▶ DESCRIÇÃO DO PROBLEMA: Dê continuidade ao texto sobre a espada como símbolo de poder, escrevendo o trecho que vem logo depois da última frase dele.
___ TRECHO DA PÁGINA
Espada como símbolo de poder: semiótica que se manteve através dos séculos. A espada de Salomão apurava a verdade no seu gume ao apontar a possibilidade da perda do objeto da querela
(talvez o julgamento mais verdadeiro da História). A espada de São Jorge encarnou o ideal de pureza católico apostólico romano, provando que com bravura - e com dízimo - a Besta seria vencida. A espada da era medieva vinha entalhada com diversos símbolos de proteção - o símbolo no símbolo no símbolo, uma coisa quase egípcia -, que resumiam e indicavam as crenças, os totens, os tabus, as castas, os clãs e tudo o mais que constituía seu portador. Quase sempre era passada de pai para filho, incorporando os valores máximos daqueles que a fizeram e mantiveram - fossem bons ou ruins, eram válidos. É esse o fetiche da espada arturiana incrustada na pedra, que somente poderia ser removida por aquele que fosse suficientemente bravo e virtuoso - e aí confundiram o conceito de legitimidade ativa com o de efetivo credor: estão vendo, não é de hoje que se embaralham os conceitos de parte material com o de parte processual e mais ainda. E mesmo a espada de Elektra, a Assassina, traduz a força do ícone quando, na
graphic novel, a protagonista narra que há metal em suas mãos, metal aquecido e dobrado e prensado milhares e milhares de vezes, até ficar mais fino que o ar, capaz de cortar qualquer coisa.
______
___ ENTRADAS FORNECIDAS
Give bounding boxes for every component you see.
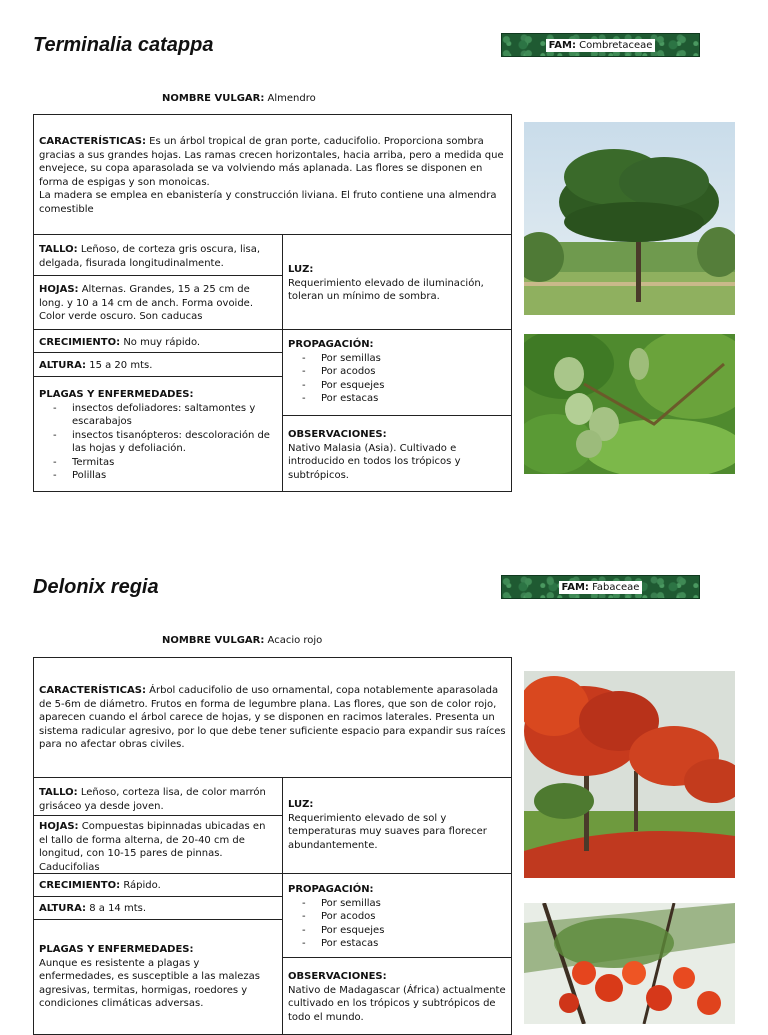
plagas-cell: PLAGAS Y ENFERMEDADES: - insectos defoliadores: saltamontes y escarabajos - insectos tisanópteros: descoloración de las hojas y defoliación. - Termitas - Polillas <box>34 386 282 485</box>
observaciones-cell: OBSERVACIONES: Nativo Malasia (Asia). Cultivado e introducido en todos los trópicos y subtrópicos. <box>288 429 461 481</box>
propagacion-cell: PROPAGACIÓN: - Por semillas - Por acodos - Por esquejes - Por estacas <box>283 881 511 953</box>
tallo-cell: TALLO: Leñoso, corteza lisa, de color marrón grisáceo ya desde joven. <box>39 787 266 812</box>
plagas-list <box>39 402 277 483</box>
tallo-cell: TALLO: Leñoso, de corteza gris oscura, lisa, delgada, fisurada longitudinalmente. <box>39 244 261 269</box>
altura-cell: ALTURA: 8 a 14 mts. <box>39 903 147 914</box>
list-item: - Por estacas <box>302 392 506 406</box>
list-item: - Por estacas <box>302 937 506 951</box>
terminalia-tree-photo <box>524 122 735 315</box>
propagacion-cell: PROPAGACIÓN: - Por semillas - Por acodos - Por esquejes - Por estacas <box>283 336 511 408</box>
common-name: NOMBRE VULGAR: Almendro <box>162 93 316 104</box>
list-item: - Por acodos <box>302 910 506 924</box>
propagacion-list <box>288 897 506 951</box>
delonix-tree-photo <box>524 671 735 878</box>
luz-cell: LUZ: Requerimiento elevado de iluminación, toleran un mínimo de sombra. <box>288 264 484 302</box>
caracteristicas-cell: CARACTERÍSTICAS: Árbol caducifolio de uso ornamental, copa notablemente aparasolada de 5-6m de diámetro. Frutos en forma de legumbre plana. Las flores, que son de color rojo, aparecen cuando el árbol carece de hojas, y se disponen en racimos laterales. Presenta un sistema radicular agresivo, por lo que debe tener suficiente espacio para expandir sus raíces para no afectar obras civiles. <box>39 685 506 750</box>
altura-cell: ALTURA: 15 a 20 mts. <box>39 360 153 371</box>
list-item: - Por esquejes <box>302 924 506 938</box>
family-badge <box>501 33 700 57</box>
family-label: FAM: Fabaceae <box>559 581 643 594</box>
list-item: - Por semillas <box>302 352 506 366</box>
list-item: - insectos tisanópteros: descoloración de las hojas y defoliación. <box>53 429 277 456</box>
list-item: - Termitas <box>53 456 277 470</box>
hojas-cell: HOJAS: Alternas. Grandes, 15 a 25 cm de long. y 10 a 14 cm de anch. Forma ovoide. Color verde oscuro. Son caducas <box>39 284 254 322</box>
observaciones-cell: OBSERVACIONES: Nativo de Madagascar (África) actualmente cultivado en los trópicos y subtrópicos de todo el mundo. <box>288 971 506 1023</box>
plagas-cell: PLAGAS Y ENFERMEDADES: Aunque es resistente a plagas y enfermedades, es susceptible a las malezas agresivas, termitas, hormigas, roedores y condiciones climáticas adversas. <box>39 944 260 1009</box>
list-item: - Polillas <box>53 469 277 483</box>
list-item: - insectos defoliadores: saltamontes y escarabajos <box>53 402 277 429</box>
propagacion-list <box>288 352 506 406</box>
info-table <box>33 657 512 1035</box>
caracteristicas-cell: CARACTERÍSTICAS: Es un árbol tropical de gran porte, caducifolio. Proporciona sombra gracias a sus grandes hojas. Las ramas crecen horizontales, hacia arriba, pero a medida que envejece, su copa aparasolada se va volviendo más aplanada. Las flores se disponen en forma de espigas y son monoicas. La madera se emplea en ebanistería y construcción liviana. El fruto contiene una almendra comestible <box>39 136 504 215</box>
luz-cell: LUZ: Requerimiento elevado de sol y temperaturas muy suaves para florecer abundantemente. <box>288 799 487 851</box>
list-item: - Por semillas <box>302 897 506 911</box>
species-title: Delonix regia <box>33 576 159 598</box>
species-title: Terminalia catappa <box>33 34 214 56</box>
crecimiento-cell: CRECIMIENTO: No muy rápido. <box>39 337 201 348</box>
common-name: NOMBRE VULGAR: Acacio rojo <box>162 635 323 646</box>
terminalia-fruit-photo <box>524 334 735 474</box>
crecimiento-cell: CRECIMIENTO: Rápido. <box>39 880 161 891</box>
family-label: FAM: Combretaceae <box>546 39 656 52</box>
info-table <box>33 114 512 492</box>
list-item: - Por acodos <box>302 365 506 379</box>
family-badge <box>501 575 700 599</box>
list-item: - Por esquejes <box>302 379 506 393</box>
hojas-cell: HOJAS: Compuestas bipinnadas ubicadas en el tallo de forma alterna, de 20-40 cm de longitud, con 10-15 pares de pinnas. Caducifolias <box>39 821 266 873</box>
delonix-flower-photo <box>524 903 735 1024</box>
______
▶ RESPOSTA A SEGUIR:
Não é à toa que a Justiça é uma mulher vendada que equilibra uma balança na ponta de uma espada. Aliás, quem dera assim fosse, concretamente. E no mundinho tecnocrático dos
so called operadores do direito, muitas vezes a espada
É a lei. Rudolpf von Ihering escreveu um livrinho que todo academicozinho de direito lê no primeiro semestre: A Luta Pelo Direito, onde se vale da condição arquetípica da espada para inspirar ideais de bravio e cavalheiresco embate sociocultural em busca daquilo que ele propõe seja justiça - algo que todo mundo discute, invoca, pensa que entende, mas ninguém sabe definir o que é.
O mais curioso de tudo é quando a espada da lei é chamada a destrinchar situações que a técnica é capaz de resolver, mas não de solucionar. Neste sedizente
sáite, a
notícia sobre filhos e filhas que obtém dos pais indenizações e custeio de tratamentos psicológicos e psiquiátricos sob o fundamento de abandono afetivo e material. Coisa inimaginável cerca de vinte anos atrás. Diriam:
ora, abandono afetivo, quem é que sabe do afeto que tenho por ti, senão eu? Em tempos de constitucionalização do dano moral, da evolução do modelo jurídico de família e da sedimentação do princípio da boa-fé objetiva como norteador do direito privado, o que vale é o que se FAZ, não mais o que se DIZ. E assim é que filhos e filhas sofredores, privados da convivência com a figura paterna, refugados como uma ninhada de gatinhos a ser afogada no tanque mais próximo, reivindicam seus direitos e apresentam a conta de anos e anos de carinhos não dados, de reuniões de pais não comparecidas, de natais ausentes e de aniversários esquecidos, magoando de morte aquele que é o órgão mais sensível da anatomia humana: o bolso.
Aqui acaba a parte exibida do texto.